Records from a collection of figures
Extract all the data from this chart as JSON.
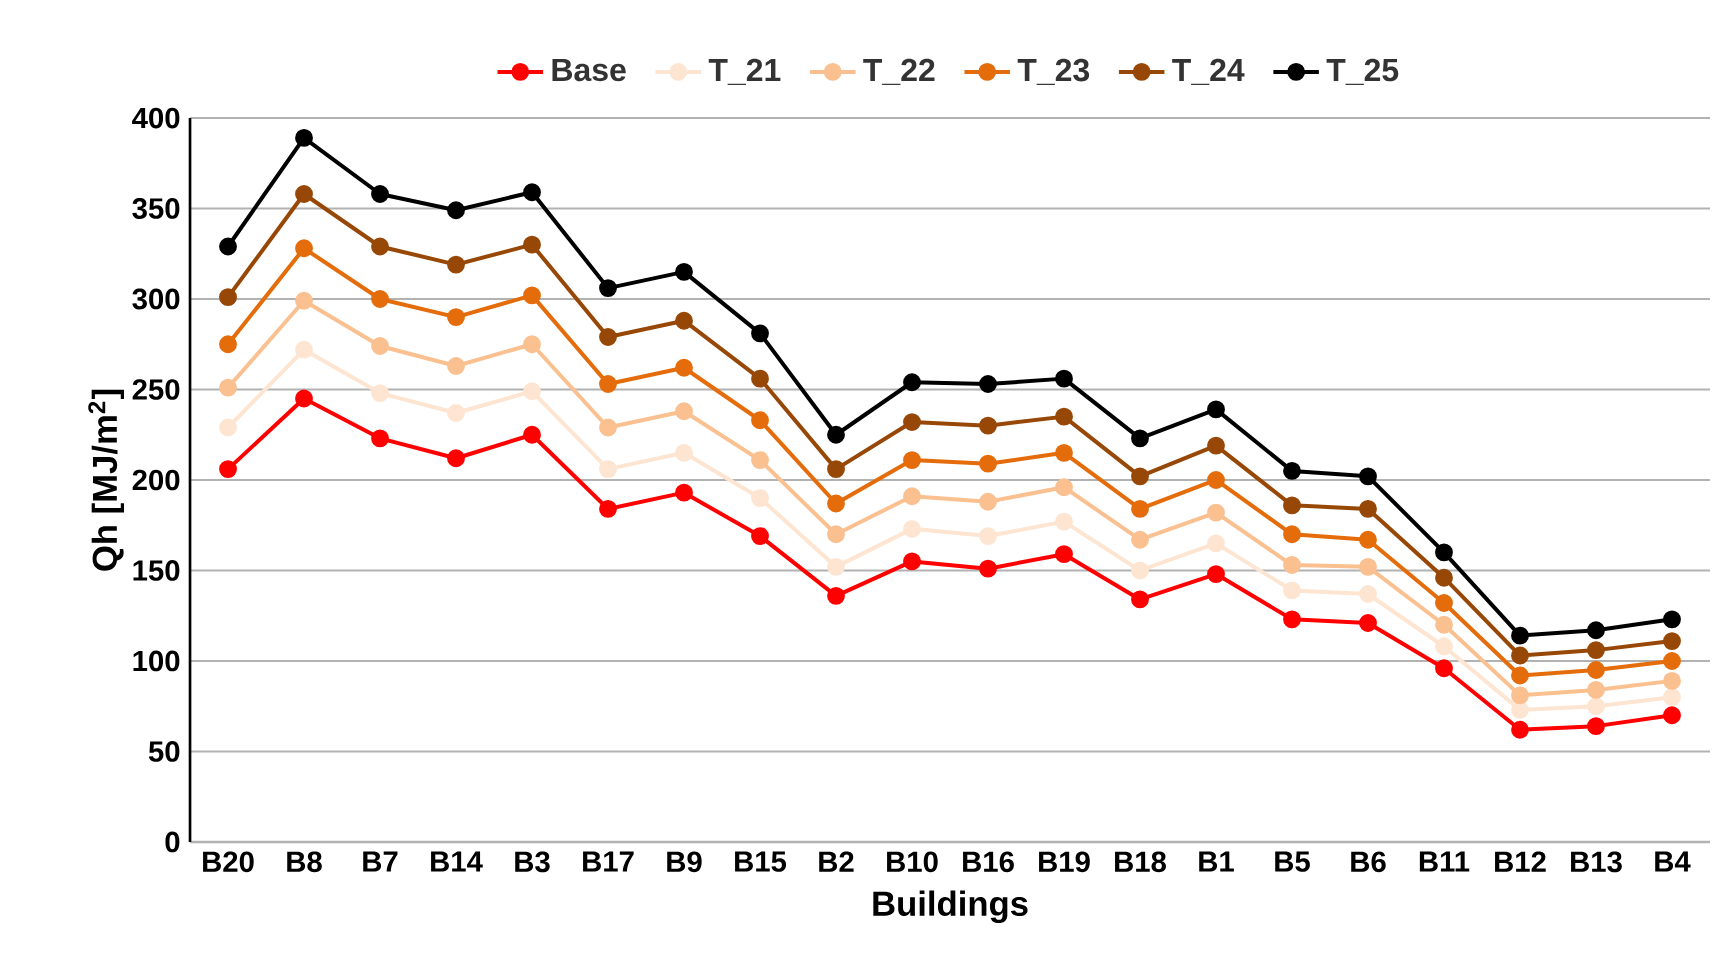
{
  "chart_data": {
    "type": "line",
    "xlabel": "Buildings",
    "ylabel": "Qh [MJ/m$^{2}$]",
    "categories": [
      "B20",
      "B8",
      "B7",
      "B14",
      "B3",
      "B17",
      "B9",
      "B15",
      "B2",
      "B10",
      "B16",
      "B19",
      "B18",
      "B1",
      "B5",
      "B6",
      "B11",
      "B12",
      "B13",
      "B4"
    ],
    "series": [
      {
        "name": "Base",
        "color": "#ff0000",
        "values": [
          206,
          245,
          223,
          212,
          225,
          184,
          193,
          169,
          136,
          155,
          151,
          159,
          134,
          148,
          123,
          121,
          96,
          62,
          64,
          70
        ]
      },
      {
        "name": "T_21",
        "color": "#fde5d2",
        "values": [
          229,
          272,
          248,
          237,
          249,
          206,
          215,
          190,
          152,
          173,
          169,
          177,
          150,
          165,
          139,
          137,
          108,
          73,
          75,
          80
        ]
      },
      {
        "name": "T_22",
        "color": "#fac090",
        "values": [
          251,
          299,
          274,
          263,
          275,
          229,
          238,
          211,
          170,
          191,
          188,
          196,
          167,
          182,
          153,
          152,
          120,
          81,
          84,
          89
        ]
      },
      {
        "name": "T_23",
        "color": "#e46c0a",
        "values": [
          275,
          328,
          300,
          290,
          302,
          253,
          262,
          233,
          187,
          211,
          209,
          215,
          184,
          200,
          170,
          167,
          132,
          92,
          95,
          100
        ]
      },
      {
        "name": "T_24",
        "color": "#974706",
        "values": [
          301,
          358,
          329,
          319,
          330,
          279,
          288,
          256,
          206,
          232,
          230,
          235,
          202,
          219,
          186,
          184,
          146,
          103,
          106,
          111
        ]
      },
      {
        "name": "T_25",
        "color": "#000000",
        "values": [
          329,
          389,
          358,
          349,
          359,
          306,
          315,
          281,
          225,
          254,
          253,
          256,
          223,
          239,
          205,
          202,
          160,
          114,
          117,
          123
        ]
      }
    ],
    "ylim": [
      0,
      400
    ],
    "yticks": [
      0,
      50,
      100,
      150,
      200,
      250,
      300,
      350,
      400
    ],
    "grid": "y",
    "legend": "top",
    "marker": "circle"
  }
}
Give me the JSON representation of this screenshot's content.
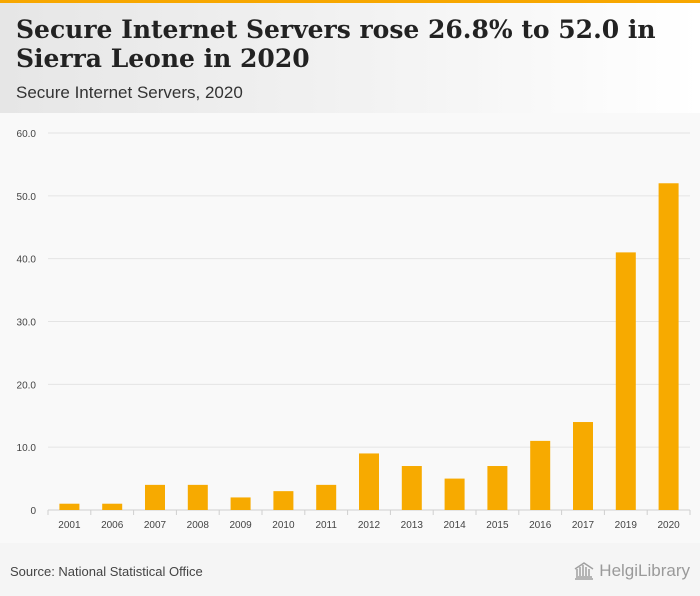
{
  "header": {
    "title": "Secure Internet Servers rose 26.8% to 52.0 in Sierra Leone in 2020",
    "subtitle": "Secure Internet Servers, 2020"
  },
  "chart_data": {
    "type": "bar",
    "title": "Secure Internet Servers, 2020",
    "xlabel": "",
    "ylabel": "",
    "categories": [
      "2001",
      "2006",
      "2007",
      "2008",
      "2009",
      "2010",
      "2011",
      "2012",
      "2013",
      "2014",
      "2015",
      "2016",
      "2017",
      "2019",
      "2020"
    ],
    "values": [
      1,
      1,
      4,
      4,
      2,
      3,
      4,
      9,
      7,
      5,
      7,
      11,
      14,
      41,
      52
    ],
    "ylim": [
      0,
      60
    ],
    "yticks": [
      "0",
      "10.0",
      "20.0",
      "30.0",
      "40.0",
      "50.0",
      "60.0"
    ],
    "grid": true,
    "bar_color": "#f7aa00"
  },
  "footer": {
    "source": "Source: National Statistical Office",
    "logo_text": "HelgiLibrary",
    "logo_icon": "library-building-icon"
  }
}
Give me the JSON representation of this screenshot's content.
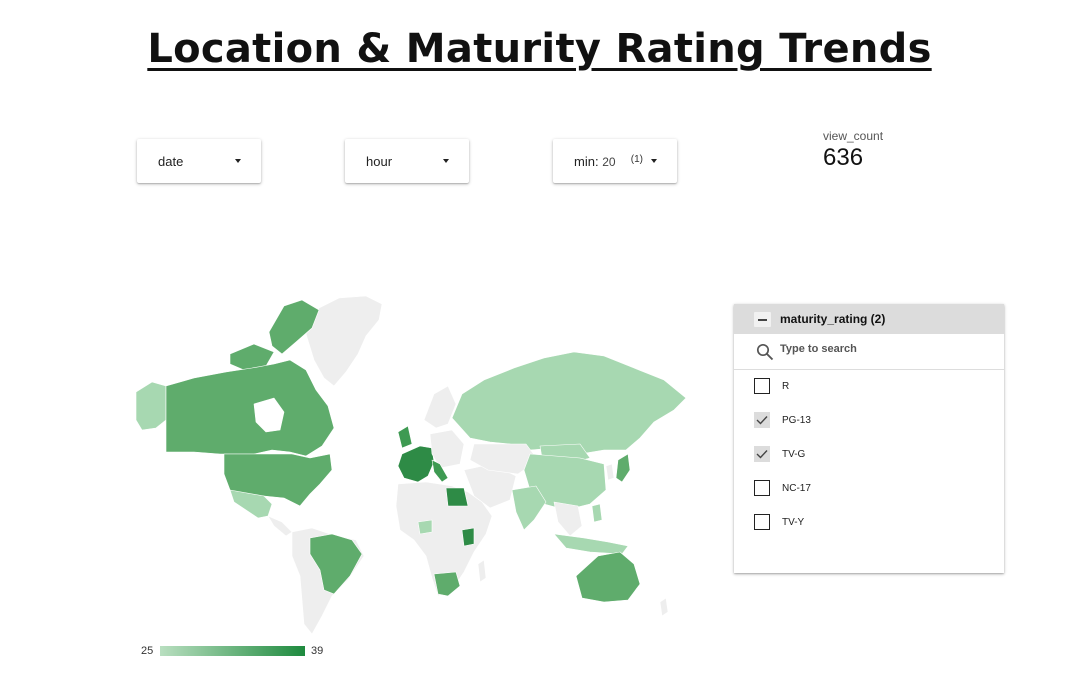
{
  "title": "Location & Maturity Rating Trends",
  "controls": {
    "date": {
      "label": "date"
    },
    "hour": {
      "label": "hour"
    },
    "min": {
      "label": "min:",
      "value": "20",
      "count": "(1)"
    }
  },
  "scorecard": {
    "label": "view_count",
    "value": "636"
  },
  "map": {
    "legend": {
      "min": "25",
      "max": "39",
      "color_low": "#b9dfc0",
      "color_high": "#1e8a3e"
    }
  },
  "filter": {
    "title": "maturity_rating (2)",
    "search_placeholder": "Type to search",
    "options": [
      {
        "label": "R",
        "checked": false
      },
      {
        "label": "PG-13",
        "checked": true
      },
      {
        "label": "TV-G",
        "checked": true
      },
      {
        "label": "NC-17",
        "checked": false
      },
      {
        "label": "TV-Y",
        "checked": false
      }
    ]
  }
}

→ Task objective
Without including any pictures, output all the entries above exactly.

→ Solution to this problem
Extract all the data from this chart as JSON.
{
  "chart_data": {
    "type": "line",
    "xlabel": "Buildings",
    "ylabel": "Qh [MJ/m$^{2}$]",
    "categories": [
      "B20",
      "B8",
      "B7",
      "B14",
      "B3",
      "B17",
      "B9",
      "B15",
      "B2",
      "B10",
      "B16",
      "B19",
      "B18",
      "B1",
      "B5",
      "B6",
      "B11",
      "B12",
      "B13",
      "B4"
    ],
    "series": [
      {
        "name": "Base",
        "color": "#ff0000",
        "values": [
          206,
          245,
          223,
          212,
          225,
          184,
          193,
          169,
          136,
          155,
          151,
          159,
          134,
          148,
          123,
          121,
          96,
          62,
          64,
          70
        ]
      },
      {
        "name": "T_21",
        "color": "#fde5d2",
        "values": [
          229,
          272,
          248,
          237,
          249,
          206,
          215,
          190,
          152,
          173,
          169,
          177,
          150,
          165,
          139,
          137,
          108,
          73,
          75,
          80
        ]
      },
      {
        "name": "T_22",
        "color": "#fac090",
        "values": [
          251,
          299,
          274,
          263,
          275,
          229,
          238,
          211,
          170,
          191,
          188,
          196,
          167,
          182,
          153,
          152,
          120,
          81,
          84,
          89
        ]
      },
      {
        "name": "T_23",
        "color": "#e46c0a",
        "values": [
          275,
          328,
          300,
          290,
          302,
          253,
          262,
          233,
          187,
          211,
          209,
          215,
          184,
          200,
          170,
          167,
          132,
          92,
          95,
          100
        ]
      },
      {
        "name": "T_24",
        "color": "#974706",
        "values": [
          301,
          358,
          329,
          319,
          330,
          279,
          288,
          256,
          206,
          232,
          230,
          235,
          202,
          219,
          186,
          184,
          146,
          103,
          106,
          111
        ]
      },
      {
        "name": "T_25",
        "color": "#000000",
        "values": [
          329,
          389,
          358,
          349,
          359,
          306,
          315,
          281,
          225,
          254,
          253,
          256,
          223,
          239,
          205,
          202,
          160,
          114,
          117,
          123
        ]
      }
    ],
    "ylim": [
      0,
      400
    ],
    "yticks": [
      0,
      50,
      100,
      150,
      200,
      250,
      300,
      350,
      400
    ],
    "grid": "y",
    "legend": "top",
    "marker": "circle"
  }
}
Give me the JSON representation of this screenshot's content.
{
  "header": {
    "title": "Secure Internet Servers rose 26.8% to 52.0 in Sierra Leone in 2020",
    "subtitle": "Secure Internet Servers, 2020"
  },
  "chart_data": {
    "type": "bar",
    "title": "Secure Internet Servers, 2020",
    "xlabel": "",
    "ylabel": "",
    "categories": [
      "2001",
      "2006",
      "2007",
      "2008",
      "2009",
      "2010",
      "2011",
      "2012",
      "2013",
      "2014",
      "2015",
      "2016",
      "2017",
      "2019",
      "2020"
    ],
    "values": [
      1,
      1,
      4,
      4,
      2,
      3,
      4,
      9,
      7,
      5,
      7,
      11,
      14,
      41,
      52
    ],
    "ylim": [
      0,
      60
    ],
    "yticks": [
      "0",
      "10.0",
      "20.0",
      "30.0",
      "40.0",
      "50.0",
      "60.0"
    ],
    "grid": true,
    "bar_color": "#f7aa00"
  },
  "footer": {
    "source": "Source: National Statistical Office",
    "logo_text": "HelgiLibrary",
    "logo_icon": "library-building-icon"
  }
}
Give me the JSON representation of this screenshot's content.
{
  "title": "Location & Maturity Rating Trends",
  "controls": {
    "date": {
      "label": "date"
    },
    "hour": {
      "label": "hour"
    },
    "min": {
      "label": "min:",
      "value": "20",
      "count": "(1)"
    }
  },
  "scorecard": {
    "label": "view_count",
    "value": "636"
  },
  "map": {
    "legend": {
      "min": "25",
      "max": "39",
      "color_low": "#b9dfc0",
      "color_high": "#1e8a3e"
    }
  },
  "filter": {
    "title": "maturity_rating (2)",
    "search_placeholder": "Type to search",
    "options": [
      {
        "label": "R",
        "checked": false
      },
      {
        "label": "PG-13",
        "checked": true
      },
      {
        "label": "TV-G",
        "checked": true
      },
      {
        "label": "NC-17",
        "checked": false
      },
      {
        "label": "TV-Y",
        "checked": false
      }
    ]
  }
}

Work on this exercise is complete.